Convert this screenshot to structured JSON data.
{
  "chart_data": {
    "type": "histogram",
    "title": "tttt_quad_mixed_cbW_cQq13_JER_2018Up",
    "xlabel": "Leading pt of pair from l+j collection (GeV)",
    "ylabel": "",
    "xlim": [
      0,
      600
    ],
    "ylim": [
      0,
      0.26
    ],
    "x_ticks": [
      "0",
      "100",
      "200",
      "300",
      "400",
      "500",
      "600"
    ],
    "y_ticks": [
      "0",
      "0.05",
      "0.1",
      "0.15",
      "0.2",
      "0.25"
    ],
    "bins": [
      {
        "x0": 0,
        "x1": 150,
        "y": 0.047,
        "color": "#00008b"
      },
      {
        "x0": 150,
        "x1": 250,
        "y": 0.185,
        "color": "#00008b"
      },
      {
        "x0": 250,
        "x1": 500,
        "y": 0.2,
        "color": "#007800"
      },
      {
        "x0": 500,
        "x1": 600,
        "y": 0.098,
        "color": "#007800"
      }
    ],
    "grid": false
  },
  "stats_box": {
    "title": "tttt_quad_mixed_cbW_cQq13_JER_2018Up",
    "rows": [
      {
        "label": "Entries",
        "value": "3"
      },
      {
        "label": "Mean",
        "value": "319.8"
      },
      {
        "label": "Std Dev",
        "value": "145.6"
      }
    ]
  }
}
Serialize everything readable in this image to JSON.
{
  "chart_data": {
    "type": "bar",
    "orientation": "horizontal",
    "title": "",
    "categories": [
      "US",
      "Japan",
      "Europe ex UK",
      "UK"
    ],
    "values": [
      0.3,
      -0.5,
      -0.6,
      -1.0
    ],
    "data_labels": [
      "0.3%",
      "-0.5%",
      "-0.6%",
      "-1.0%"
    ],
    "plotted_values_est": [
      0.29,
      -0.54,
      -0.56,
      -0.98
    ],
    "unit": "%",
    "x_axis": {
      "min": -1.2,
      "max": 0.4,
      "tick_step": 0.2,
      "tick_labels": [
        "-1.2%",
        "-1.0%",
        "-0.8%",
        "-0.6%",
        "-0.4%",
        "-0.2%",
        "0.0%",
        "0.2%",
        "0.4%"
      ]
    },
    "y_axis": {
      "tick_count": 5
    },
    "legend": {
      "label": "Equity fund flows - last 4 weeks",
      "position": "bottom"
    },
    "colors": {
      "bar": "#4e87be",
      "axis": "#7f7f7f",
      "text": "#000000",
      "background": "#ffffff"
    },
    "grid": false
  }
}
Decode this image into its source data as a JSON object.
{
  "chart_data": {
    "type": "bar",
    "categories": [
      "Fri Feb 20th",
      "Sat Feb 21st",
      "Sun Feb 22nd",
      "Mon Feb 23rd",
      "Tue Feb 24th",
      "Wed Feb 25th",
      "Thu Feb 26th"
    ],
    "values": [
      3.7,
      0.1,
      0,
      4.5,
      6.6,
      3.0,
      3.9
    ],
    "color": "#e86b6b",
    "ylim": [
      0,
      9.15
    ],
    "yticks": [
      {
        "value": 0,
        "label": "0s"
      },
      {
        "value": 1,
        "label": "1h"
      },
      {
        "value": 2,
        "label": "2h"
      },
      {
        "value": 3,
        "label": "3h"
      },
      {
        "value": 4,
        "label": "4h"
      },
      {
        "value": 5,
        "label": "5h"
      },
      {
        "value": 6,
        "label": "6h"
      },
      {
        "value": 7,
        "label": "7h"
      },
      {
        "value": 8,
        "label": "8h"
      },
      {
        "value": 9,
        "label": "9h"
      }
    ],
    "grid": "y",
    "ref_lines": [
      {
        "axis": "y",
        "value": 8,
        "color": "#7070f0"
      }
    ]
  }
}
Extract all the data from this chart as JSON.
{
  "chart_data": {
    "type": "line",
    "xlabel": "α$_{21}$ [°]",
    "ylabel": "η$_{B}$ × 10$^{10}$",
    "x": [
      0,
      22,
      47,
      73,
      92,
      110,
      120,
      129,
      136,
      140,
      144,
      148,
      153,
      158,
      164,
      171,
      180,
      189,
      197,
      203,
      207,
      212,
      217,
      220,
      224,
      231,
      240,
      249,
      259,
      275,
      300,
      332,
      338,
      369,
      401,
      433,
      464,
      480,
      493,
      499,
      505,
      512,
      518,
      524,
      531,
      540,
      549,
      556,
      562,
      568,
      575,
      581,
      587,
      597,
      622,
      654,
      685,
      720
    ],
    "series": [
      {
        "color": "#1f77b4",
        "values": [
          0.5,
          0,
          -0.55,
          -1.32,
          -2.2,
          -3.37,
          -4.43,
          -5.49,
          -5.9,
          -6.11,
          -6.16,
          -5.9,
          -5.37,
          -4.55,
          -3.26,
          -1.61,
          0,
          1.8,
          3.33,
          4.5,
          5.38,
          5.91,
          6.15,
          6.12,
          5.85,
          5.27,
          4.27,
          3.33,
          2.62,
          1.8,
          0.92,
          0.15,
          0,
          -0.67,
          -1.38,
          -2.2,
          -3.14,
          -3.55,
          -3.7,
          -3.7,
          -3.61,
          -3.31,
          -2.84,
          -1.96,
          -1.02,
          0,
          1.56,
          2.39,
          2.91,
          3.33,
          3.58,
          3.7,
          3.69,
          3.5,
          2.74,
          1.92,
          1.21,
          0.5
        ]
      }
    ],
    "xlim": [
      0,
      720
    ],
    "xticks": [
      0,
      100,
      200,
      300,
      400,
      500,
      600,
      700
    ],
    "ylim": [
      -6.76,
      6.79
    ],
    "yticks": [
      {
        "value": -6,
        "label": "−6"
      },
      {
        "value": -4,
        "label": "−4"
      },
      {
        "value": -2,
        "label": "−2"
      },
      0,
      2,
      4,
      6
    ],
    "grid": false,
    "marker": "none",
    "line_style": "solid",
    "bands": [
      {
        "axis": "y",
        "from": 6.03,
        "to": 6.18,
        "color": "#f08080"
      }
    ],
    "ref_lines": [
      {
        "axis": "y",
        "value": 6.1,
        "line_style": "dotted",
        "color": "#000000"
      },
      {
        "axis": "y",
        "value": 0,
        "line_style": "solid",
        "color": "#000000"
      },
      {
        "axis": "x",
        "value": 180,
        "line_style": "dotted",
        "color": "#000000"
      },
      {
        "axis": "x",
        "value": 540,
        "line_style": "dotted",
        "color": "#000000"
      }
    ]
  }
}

◆ ◆ ◆ ◆ ◆

→ **EXERCISE PROMPT**: Copy out each line of the records where the string "grid" appears.

→ **EXPECTED ANSWER**:
    "grid": false
    "grid": false
    "grid": "y",
    "grid": false,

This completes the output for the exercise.